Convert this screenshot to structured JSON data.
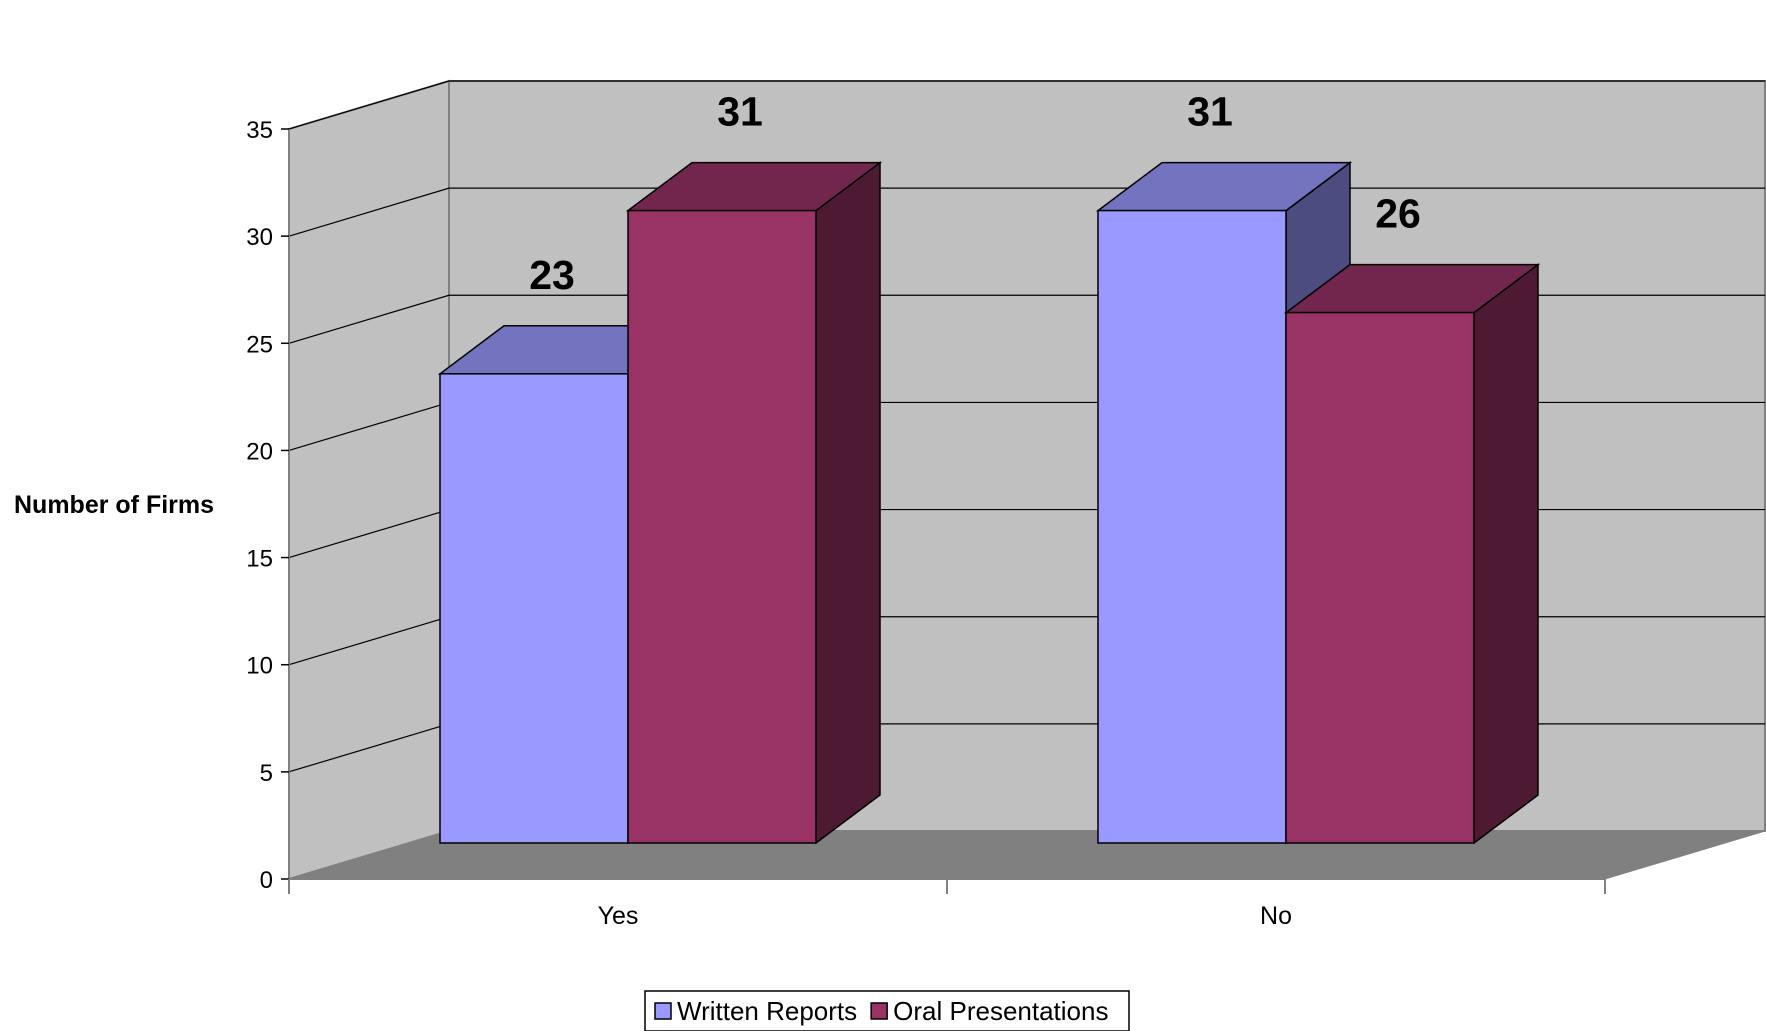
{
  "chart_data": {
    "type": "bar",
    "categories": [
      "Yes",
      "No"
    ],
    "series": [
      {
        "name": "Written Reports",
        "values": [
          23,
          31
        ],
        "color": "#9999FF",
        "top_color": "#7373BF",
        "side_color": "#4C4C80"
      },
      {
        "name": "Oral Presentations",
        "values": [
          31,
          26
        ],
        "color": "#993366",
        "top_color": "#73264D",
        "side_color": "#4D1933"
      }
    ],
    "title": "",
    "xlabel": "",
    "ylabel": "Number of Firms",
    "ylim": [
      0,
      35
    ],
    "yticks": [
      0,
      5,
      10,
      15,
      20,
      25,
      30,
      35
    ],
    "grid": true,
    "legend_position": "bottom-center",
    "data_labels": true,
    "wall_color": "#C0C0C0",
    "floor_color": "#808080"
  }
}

☆ ☆ ☆ ☆ ☆

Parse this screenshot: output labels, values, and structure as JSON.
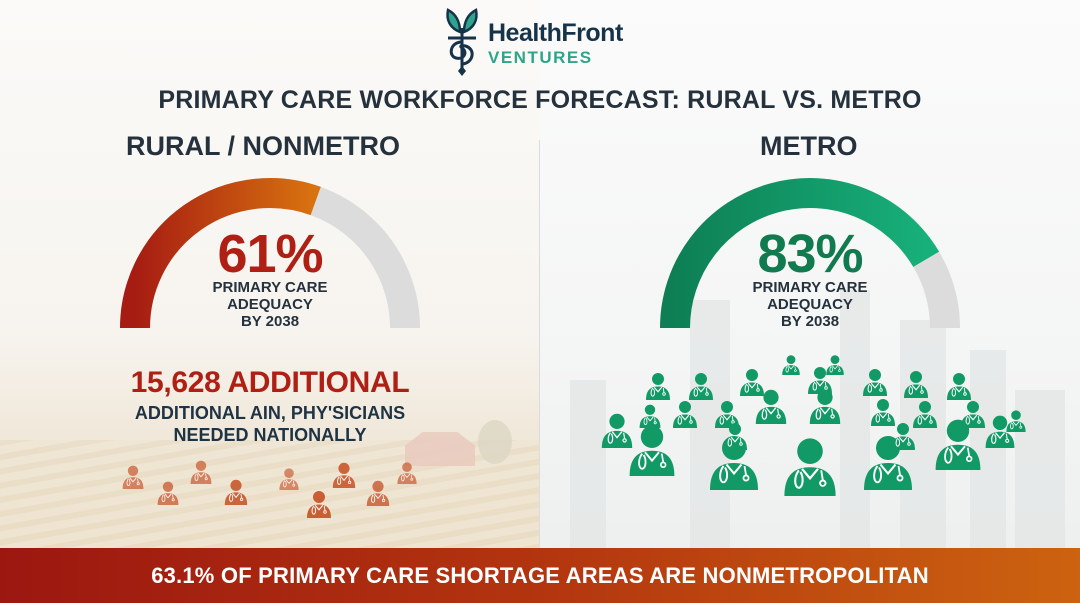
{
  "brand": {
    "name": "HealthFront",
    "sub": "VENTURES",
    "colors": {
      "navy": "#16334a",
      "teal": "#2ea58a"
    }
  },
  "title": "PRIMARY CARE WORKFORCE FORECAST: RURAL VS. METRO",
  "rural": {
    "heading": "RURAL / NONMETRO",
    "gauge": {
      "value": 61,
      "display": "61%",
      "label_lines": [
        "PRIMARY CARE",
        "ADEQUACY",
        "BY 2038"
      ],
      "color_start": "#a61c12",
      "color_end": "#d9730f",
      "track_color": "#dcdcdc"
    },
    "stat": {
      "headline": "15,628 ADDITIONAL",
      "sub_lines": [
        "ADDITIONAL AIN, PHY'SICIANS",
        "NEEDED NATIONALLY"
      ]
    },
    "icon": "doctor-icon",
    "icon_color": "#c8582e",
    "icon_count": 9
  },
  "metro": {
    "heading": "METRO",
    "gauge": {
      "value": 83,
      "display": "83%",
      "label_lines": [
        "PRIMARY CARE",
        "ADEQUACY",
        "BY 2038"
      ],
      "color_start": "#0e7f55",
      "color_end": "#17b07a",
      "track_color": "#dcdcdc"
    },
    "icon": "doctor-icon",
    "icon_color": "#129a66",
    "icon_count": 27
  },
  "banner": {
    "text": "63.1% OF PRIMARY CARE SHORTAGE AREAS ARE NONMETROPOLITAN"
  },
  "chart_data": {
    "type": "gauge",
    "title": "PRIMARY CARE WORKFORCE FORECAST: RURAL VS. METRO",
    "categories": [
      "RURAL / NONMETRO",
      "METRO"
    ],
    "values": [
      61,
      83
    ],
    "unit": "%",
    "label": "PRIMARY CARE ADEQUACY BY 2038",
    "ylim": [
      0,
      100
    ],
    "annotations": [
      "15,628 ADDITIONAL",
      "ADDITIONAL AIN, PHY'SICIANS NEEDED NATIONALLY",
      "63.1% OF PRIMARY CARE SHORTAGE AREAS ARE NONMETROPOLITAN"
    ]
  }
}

☆ ☆ ☆ ☆ ☆

● **Prompt**
What is the number of lines in these records that contain "values"? Reply with the number only.

● **Response for this exercise**
4